Record excerpts
>>>

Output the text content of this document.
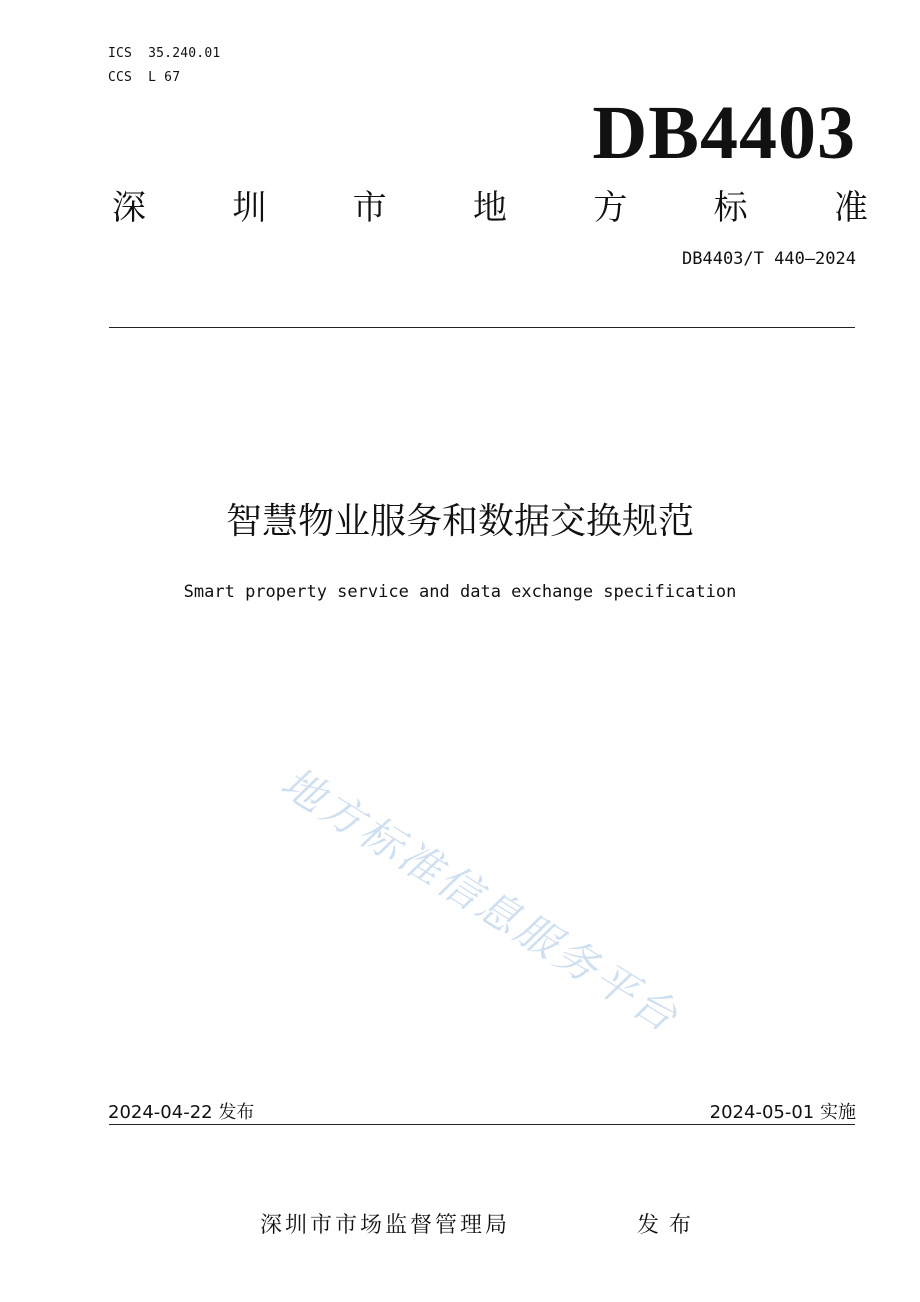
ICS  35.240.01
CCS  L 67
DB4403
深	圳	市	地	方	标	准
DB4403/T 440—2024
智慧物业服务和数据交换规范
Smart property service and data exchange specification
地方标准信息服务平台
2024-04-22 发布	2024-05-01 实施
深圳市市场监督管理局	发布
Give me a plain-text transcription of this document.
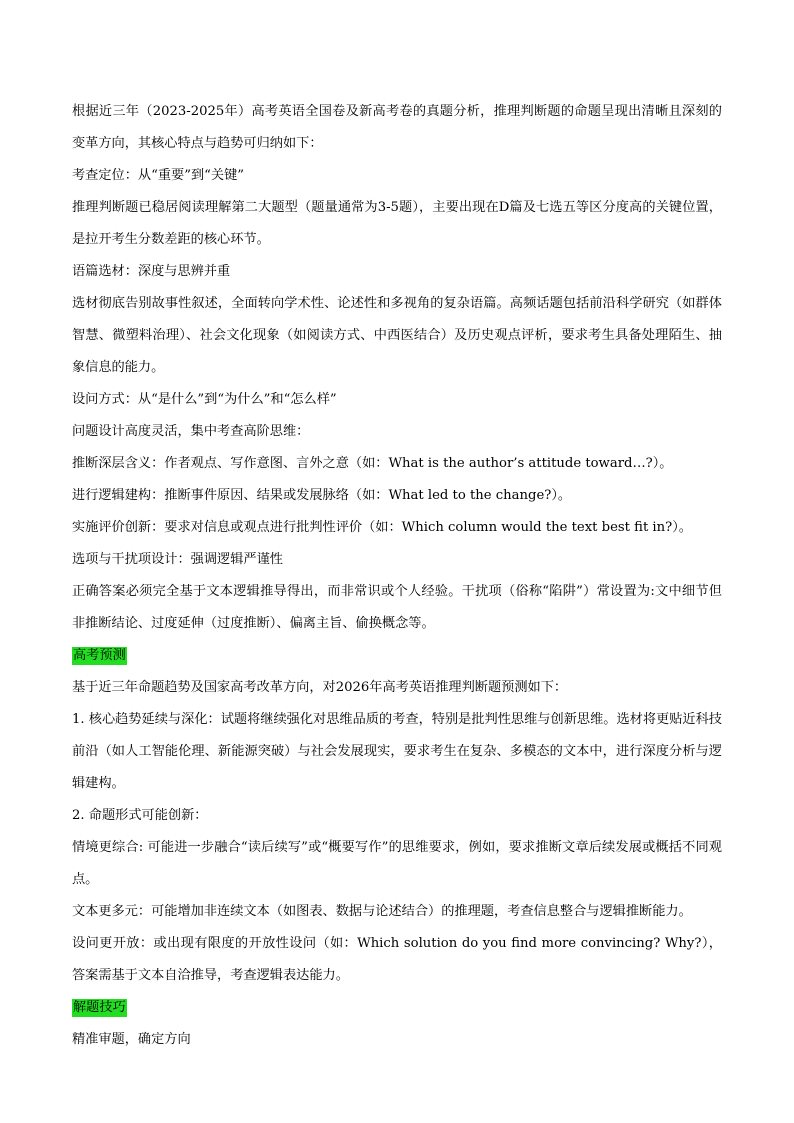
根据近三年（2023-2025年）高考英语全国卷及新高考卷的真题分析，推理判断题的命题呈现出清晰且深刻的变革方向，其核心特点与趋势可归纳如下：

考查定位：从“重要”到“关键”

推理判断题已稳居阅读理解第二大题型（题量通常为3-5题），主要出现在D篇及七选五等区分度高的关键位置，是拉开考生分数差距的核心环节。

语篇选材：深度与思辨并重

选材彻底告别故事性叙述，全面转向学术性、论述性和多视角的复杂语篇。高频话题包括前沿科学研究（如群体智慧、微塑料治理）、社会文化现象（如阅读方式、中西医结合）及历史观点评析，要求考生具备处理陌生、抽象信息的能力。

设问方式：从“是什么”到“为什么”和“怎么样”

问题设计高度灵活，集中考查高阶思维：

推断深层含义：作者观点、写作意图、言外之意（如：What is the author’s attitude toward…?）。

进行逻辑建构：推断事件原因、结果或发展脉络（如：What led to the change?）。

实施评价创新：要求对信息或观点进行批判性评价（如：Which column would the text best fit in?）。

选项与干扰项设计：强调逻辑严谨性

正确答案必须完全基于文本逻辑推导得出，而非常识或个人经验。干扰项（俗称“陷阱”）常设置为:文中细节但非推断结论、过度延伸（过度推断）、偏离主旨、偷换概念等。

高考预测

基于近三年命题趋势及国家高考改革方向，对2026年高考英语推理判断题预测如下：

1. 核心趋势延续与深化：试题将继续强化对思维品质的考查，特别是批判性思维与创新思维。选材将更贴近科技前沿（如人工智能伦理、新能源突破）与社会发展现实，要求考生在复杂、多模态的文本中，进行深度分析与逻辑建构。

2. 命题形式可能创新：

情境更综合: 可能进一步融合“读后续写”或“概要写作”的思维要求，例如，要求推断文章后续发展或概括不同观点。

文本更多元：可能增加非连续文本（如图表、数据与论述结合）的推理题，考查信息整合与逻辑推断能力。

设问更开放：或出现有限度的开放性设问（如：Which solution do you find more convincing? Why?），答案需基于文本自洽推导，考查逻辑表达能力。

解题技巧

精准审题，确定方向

<<<

Task to complete
Find the string "document" in the records, then copy each line where it occurs.

Exercise result
Output the text content of this document.
Give me a plain-text transcription of this document.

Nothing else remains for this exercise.